* What the task asks
How many lines in the listing below include the word "نائب"? Answer with the number and nothing else.

========================================================================

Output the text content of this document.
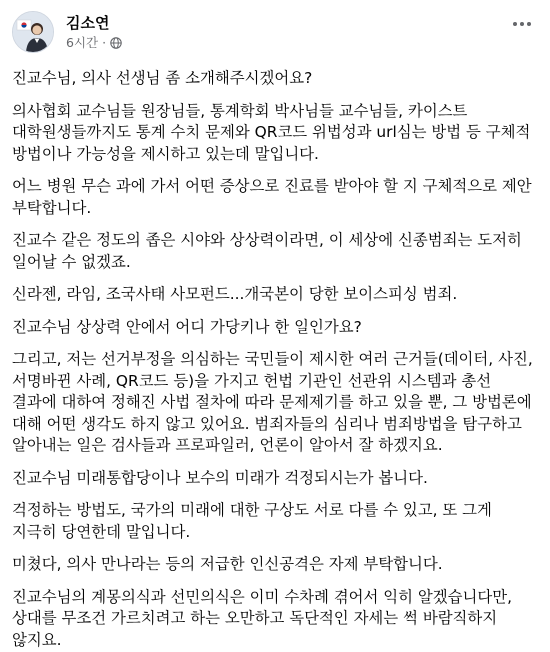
김소연
6시간 ·

진교수님, 의사 선생님 좀 소개해주시겠어요?

의사협회 교수님들 원장님들, 통계학회 박사님들 교수님들, 카이스트 대학원생들까지도 통계 수치 문제와 QR코드 위법성과 url심는 방법 등 구체적 방법이나 가능성을 제시하고 있는데 말입니다.

어느 병원 무슨 과에 가서 어떤 증상으로 진료를 받아야 할 지 구체적으로 제안 부탁합니다.

진교수 같은 정도의 좁은 시야와 상상력이라면, 이 세상에 신종범죄는 도저히 일어날 수 없겠죠.

신라젠, 라임, 조국사태 사모펀드...개국본이 당한 보이스피싱 범죄.

진교수님 상상력 안에서 어디 가당키나 한 일인가요?

그리고, 저는 선거부정을 의심하는 국민들이 제시한 여러 근거들(데이터, 사진, 서명바뀐 사례, QR코드 등)을 가지고 헌법 기관인 선관위 시스템과 총선 결과에 대하여 정해진 사법 절차에 따라 문제제기를 하고 있을 뿐, 그 방법론에 대해 어떤 생각도 하지 않고 있어요. 범죄자들의 심리나 범죄방법을 탐구하고 알아내는 일은 검사들과 프로파일러, 언론이 알아서 잘 하겠지요.

진교수님 미래통합당이나 보수의 미래가 걱정되시는가 봅니다.

걱정하는 방법도, 국가의 미래에 대한 구상도 서로 다를 수 있고, 또 그게 지극히 당연한데 말입니다.

미쳤다, 의사 만나라는 등의 저급한 인신공격은 자제 부탁합니다.

진교수님의 계몽의식과 선민의식은 이미 수차례 겪어서 익히 알겠습니다만, 상대를 무조건 가르치려고 하는 오만하고 독단적인 자세는 썩 바람직하지 않지요.
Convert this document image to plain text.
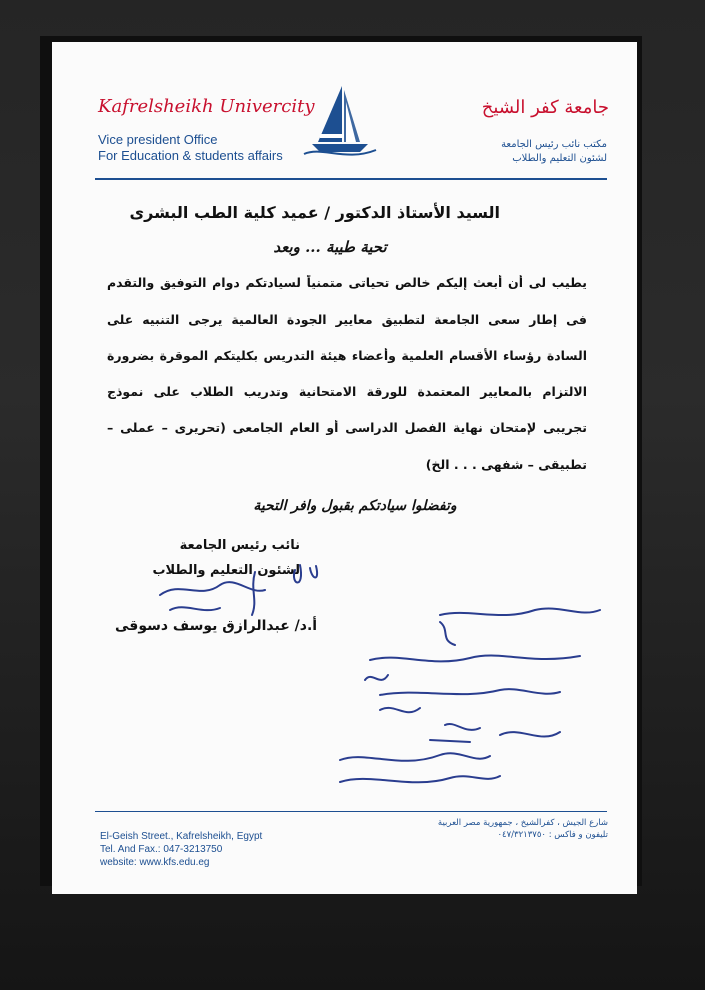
Kafrelsheikh Univercity
Vice president Office
For Education & students affairs
جامعة كفر الشيخ
مكتب نائب رئيس الجامعة
لشئون التعليم والطلاب
السيد الأستاذ الدكتور / عميد كلية الطب البشرى
تحية طيبة ... وبعد
يطيب لى أن أبعث إليكم خالص تحياتى متمنياً لسيادتكم دوام التوفيق والتقدم
فى إطار سعى الجامعة لتطبيق معايير الجودة العالمية يرجى التنبيه على
السادة رؤساء الأقسام العلمية وأعضاء هيئة التدريس بكليتكم الموقرة بضرورة
الالتزام بالمعايير المعتمدة للورقة الامتحانية وتدريب الطلاب على نموذج
تجريبى لإمتحان نهاية الفصل الدراسى أو العام الجامعى (تحريرى – عملى –
تطبيقى – شفهى . . . الخ)
وتفضلوا سيادتكم بقبول وافر التحية
نائب رئيس الجامعة
لشئون التعليم والطلاب
أ.د/ عبدالرازق يوسف دسوقى
El-Geish Street., Kafrelsheikh, Egypt
Tel. And Fax.: 047-3213750
website: www.kfs.edu.eg
شارع الجيش ، كفرالشيخ ، جمهورية مصر العربية
تليفون و فاكس : ٠٤٧/٣٢١٣٧٥٠
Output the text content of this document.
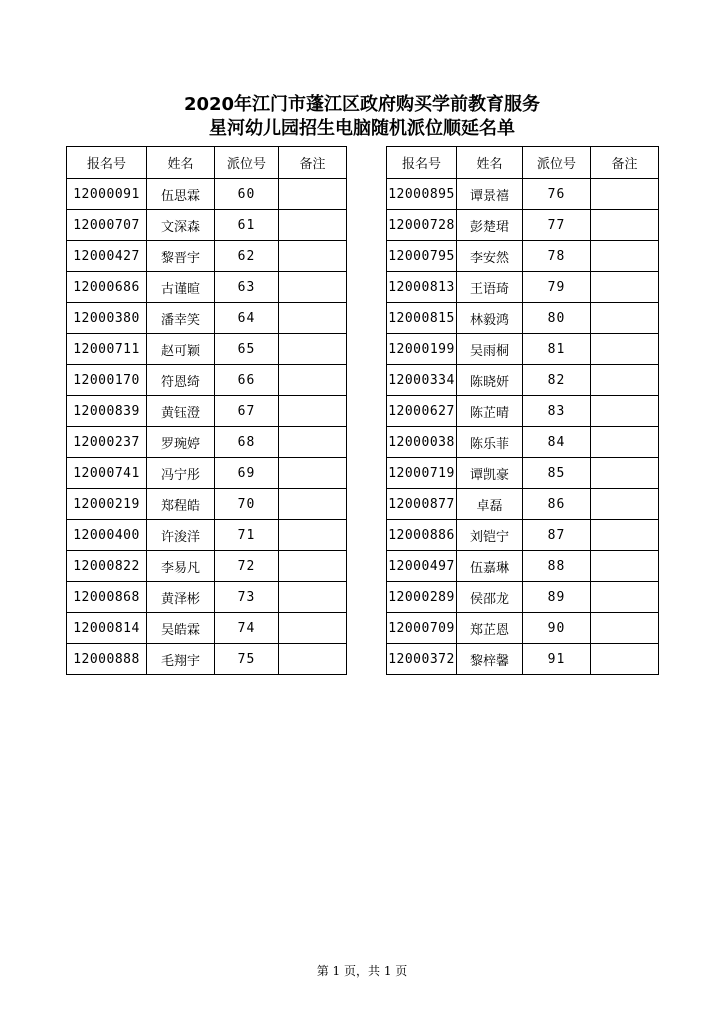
2020年江门市蓬江区政府购买学前教育服务
星河幼儿园招生电脑随机派位顺延名单
报名号	姓名	派位号	备注
12000091	伍思霖	60	
12000707	文深森	61	
12000427	黎晋宇	62	
12000686	古谨暄	63	
12000380	潘幸笑	64	
12000711	赵可颖	65	
12000170	符恩绮	66	
12000839	黄钰澄	67	
12000237	罗琬婷	68	
12000741	冯宁彤	69	
12000219	郑程皓	70	
12000400	许浚洋	71	
12000822	李易凡	72	
12000868	黄泽彬	73	
12000814	吴皓霖	74	
12000888	毛翔宇	75	
报名号	姓名	派位号	备注
12000895	谭景禧	76	
12000728	彭楚珺	77	
12000795	李安然	78	
12000813	王语琦	79	
12000815	林毅鸿	80	
12000199	吴雨桐	81	
12000334	陈晓妍	82	
12000627	陈芷晴	83	
12000038	陈乐菲	84	
12000719	谭凯豪	85	
12000877	卓磊	86	
12000886	刘铠宁	87	
12000497	伍嘉琳	88	
12000289	侯邵龙	89	
12000709	郑芷恩	90	
12000372	黎梓馨	91	
第 1 页，共 1 页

========================================================================

* Response to the task
2